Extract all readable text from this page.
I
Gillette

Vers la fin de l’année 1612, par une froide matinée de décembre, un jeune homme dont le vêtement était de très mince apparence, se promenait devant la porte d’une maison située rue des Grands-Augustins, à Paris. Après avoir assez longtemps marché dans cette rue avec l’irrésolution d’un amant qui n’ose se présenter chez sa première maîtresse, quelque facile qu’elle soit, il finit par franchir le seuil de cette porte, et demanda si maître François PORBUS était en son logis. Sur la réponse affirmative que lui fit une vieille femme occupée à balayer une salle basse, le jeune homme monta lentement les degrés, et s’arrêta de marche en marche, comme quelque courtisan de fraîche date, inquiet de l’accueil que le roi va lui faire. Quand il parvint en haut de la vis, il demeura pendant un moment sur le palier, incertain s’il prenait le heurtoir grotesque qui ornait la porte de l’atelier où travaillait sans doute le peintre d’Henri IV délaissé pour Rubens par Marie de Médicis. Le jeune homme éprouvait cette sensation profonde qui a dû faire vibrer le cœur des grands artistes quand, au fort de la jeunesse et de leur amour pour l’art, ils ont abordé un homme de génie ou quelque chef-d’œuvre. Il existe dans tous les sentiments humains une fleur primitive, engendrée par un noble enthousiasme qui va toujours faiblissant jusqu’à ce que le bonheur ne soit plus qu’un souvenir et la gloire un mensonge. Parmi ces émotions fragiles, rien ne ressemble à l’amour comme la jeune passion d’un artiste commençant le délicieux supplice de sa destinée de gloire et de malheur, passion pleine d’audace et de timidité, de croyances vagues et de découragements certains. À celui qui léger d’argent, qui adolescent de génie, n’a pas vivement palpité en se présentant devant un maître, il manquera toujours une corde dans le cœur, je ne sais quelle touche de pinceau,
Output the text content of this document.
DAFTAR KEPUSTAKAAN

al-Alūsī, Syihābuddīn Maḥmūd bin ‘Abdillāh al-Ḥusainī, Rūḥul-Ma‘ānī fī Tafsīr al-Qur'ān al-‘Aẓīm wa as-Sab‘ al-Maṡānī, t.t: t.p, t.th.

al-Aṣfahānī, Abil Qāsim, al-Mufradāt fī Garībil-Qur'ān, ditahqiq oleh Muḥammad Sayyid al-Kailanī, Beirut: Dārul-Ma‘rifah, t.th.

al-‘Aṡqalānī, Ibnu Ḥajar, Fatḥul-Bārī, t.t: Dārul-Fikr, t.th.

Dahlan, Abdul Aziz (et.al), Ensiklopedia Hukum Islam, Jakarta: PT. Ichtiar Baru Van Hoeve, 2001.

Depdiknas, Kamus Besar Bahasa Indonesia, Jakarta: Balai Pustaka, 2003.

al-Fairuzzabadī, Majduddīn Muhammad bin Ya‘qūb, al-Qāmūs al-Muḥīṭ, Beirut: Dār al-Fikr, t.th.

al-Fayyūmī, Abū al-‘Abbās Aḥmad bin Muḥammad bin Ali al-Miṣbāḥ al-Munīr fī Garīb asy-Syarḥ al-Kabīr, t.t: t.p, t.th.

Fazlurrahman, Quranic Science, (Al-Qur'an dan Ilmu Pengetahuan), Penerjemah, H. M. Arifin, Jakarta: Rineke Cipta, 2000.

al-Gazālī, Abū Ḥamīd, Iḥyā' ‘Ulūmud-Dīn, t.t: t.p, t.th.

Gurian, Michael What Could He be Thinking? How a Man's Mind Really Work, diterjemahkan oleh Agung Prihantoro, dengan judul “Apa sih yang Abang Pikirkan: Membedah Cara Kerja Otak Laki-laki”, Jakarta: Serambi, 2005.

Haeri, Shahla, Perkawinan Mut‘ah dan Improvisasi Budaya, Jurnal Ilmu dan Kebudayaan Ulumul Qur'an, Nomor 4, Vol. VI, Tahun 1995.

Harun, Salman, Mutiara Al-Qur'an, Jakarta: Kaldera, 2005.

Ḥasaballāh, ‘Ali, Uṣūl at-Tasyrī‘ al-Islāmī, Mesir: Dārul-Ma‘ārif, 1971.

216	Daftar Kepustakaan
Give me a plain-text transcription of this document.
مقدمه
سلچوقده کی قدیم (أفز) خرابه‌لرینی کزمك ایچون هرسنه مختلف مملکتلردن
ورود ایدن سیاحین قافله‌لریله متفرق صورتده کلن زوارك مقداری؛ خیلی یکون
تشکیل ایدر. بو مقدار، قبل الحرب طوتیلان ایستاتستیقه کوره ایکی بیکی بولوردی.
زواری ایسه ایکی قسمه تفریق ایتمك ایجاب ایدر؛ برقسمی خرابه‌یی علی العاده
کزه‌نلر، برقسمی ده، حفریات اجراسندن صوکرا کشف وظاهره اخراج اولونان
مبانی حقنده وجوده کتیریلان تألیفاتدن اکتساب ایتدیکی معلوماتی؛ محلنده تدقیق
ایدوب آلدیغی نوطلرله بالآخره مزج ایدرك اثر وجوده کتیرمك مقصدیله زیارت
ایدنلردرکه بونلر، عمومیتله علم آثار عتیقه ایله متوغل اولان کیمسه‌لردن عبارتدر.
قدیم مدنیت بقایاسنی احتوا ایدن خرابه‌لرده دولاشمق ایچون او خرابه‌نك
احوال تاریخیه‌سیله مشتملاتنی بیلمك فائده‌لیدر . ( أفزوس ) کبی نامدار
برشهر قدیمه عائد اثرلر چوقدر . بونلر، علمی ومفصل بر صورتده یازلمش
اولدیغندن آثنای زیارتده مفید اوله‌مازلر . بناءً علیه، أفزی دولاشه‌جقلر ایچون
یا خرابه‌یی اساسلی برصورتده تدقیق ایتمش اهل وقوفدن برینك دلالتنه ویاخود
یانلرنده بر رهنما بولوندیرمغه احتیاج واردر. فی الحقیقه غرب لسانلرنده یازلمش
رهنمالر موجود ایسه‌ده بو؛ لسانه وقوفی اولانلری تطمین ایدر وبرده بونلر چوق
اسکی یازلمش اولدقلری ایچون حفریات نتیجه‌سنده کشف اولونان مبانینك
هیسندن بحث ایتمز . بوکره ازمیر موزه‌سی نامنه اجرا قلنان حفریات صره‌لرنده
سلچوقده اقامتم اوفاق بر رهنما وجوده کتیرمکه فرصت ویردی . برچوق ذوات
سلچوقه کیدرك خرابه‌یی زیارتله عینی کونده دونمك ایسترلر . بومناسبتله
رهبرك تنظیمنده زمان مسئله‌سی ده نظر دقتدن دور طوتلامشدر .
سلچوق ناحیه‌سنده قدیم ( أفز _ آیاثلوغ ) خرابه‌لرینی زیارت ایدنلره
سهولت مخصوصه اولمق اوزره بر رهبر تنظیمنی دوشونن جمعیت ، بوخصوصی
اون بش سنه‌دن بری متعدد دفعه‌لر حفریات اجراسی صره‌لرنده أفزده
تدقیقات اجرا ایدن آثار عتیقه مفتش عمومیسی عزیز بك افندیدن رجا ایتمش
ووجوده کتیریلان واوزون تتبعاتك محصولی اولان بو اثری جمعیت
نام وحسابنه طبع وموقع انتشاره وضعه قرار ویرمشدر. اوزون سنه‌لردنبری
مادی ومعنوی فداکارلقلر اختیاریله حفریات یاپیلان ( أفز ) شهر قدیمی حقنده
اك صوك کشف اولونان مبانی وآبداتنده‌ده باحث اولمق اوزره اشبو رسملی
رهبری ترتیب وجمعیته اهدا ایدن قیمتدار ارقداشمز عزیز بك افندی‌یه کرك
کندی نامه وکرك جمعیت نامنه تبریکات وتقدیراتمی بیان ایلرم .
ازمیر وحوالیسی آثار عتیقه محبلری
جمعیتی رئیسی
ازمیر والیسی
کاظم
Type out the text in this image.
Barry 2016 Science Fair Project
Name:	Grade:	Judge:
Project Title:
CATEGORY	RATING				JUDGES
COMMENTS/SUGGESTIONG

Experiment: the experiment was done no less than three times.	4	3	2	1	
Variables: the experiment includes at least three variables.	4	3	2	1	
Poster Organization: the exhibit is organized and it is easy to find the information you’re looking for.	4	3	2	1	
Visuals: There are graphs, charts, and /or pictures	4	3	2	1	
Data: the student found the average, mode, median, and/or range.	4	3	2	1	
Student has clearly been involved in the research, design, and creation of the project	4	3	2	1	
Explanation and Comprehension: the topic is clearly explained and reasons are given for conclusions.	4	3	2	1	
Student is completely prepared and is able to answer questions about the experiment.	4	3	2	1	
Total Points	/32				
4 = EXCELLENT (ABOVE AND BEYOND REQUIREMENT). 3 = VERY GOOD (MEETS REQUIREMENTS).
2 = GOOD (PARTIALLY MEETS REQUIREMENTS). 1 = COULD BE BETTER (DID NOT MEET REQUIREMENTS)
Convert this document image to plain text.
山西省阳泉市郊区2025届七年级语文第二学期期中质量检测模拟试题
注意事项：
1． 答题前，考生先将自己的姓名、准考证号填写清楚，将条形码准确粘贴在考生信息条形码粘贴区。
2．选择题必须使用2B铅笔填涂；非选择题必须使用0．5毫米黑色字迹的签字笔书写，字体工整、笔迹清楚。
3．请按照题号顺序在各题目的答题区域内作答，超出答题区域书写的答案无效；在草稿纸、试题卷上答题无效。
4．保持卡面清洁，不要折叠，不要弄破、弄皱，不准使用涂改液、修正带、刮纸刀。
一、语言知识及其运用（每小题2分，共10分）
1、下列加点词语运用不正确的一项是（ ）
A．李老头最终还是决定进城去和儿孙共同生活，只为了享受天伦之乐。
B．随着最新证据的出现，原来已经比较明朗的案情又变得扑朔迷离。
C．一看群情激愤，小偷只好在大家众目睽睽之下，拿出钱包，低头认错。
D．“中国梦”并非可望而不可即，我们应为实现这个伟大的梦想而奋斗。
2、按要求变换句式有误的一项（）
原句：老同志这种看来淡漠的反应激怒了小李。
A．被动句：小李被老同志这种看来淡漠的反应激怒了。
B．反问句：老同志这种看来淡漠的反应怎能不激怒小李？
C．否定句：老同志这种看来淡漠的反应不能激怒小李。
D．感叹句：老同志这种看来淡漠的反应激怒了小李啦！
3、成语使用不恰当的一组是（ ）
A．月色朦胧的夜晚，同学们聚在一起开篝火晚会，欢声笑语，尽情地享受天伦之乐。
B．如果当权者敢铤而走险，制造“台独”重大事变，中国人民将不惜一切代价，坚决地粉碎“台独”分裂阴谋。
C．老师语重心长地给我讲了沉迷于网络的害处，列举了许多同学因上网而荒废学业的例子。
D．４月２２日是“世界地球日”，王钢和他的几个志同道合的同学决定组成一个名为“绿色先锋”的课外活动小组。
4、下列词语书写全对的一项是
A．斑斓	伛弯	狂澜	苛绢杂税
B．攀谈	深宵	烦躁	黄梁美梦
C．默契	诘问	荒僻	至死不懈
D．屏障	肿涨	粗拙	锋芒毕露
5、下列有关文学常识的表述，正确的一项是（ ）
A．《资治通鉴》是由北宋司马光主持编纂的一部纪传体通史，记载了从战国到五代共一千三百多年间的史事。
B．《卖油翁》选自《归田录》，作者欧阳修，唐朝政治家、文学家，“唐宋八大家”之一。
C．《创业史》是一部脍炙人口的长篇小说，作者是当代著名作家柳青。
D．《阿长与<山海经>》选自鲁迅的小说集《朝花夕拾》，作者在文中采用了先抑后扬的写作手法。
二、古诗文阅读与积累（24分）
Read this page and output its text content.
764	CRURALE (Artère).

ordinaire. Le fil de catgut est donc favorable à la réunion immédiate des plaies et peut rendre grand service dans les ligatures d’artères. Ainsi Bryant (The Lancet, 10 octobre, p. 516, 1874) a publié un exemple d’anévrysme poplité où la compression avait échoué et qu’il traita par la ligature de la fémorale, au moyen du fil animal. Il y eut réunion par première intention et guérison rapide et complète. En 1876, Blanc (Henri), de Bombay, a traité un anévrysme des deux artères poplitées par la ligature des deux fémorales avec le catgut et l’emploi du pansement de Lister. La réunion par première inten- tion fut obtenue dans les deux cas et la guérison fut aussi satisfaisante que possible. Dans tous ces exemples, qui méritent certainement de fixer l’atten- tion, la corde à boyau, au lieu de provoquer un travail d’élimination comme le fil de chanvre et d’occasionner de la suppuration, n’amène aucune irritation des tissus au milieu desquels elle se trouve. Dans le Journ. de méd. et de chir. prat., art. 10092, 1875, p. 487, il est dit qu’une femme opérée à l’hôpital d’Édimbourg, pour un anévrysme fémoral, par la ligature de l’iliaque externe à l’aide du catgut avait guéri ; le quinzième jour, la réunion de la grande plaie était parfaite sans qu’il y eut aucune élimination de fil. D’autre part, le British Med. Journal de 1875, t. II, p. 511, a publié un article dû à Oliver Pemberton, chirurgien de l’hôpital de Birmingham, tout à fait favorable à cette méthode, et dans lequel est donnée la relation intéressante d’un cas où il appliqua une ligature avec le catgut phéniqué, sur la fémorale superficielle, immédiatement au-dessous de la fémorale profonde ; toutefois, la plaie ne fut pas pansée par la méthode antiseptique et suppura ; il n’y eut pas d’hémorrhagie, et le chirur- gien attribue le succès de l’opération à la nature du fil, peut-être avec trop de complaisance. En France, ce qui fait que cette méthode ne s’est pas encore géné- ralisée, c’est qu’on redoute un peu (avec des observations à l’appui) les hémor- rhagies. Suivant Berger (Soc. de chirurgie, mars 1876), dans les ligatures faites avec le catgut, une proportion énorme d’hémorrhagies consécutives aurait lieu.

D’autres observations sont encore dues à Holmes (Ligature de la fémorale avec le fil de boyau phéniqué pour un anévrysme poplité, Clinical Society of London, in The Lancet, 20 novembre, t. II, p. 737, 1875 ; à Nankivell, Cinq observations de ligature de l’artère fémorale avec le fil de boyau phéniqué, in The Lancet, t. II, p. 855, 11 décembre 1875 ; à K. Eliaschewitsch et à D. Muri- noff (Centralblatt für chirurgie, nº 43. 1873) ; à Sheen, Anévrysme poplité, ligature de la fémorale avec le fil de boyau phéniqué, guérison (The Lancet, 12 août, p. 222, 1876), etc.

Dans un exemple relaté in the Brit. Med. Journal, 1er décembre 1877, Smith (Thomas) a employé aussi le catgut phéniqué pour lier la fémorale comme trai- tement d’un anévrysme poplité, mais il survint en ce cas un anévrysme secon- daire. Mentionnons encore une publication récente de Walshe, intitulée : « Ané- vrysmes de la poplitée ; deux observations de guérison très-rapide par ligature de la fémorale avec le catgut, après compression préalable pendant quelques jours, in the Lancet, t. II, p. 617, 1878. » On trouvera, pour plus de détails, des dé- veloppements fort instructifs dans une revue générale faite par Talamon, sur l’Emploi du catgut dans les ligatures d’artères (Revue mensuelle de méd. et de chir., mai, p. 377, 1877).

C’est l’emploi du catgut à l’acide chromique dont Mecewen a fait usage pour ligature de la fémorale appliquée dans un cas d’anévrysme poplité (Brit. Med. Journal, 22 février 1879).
....
The task> Return the lines of the records that include the string "experiment".

Output of the task>
Experiment: the experiment was done no less than three times.	4	3	2	1	
Variables: the experiment includes at least three variables.	4	3	2	1	
Student is completely prepared and is able to answer questions about the experiment.	4	3	2	1	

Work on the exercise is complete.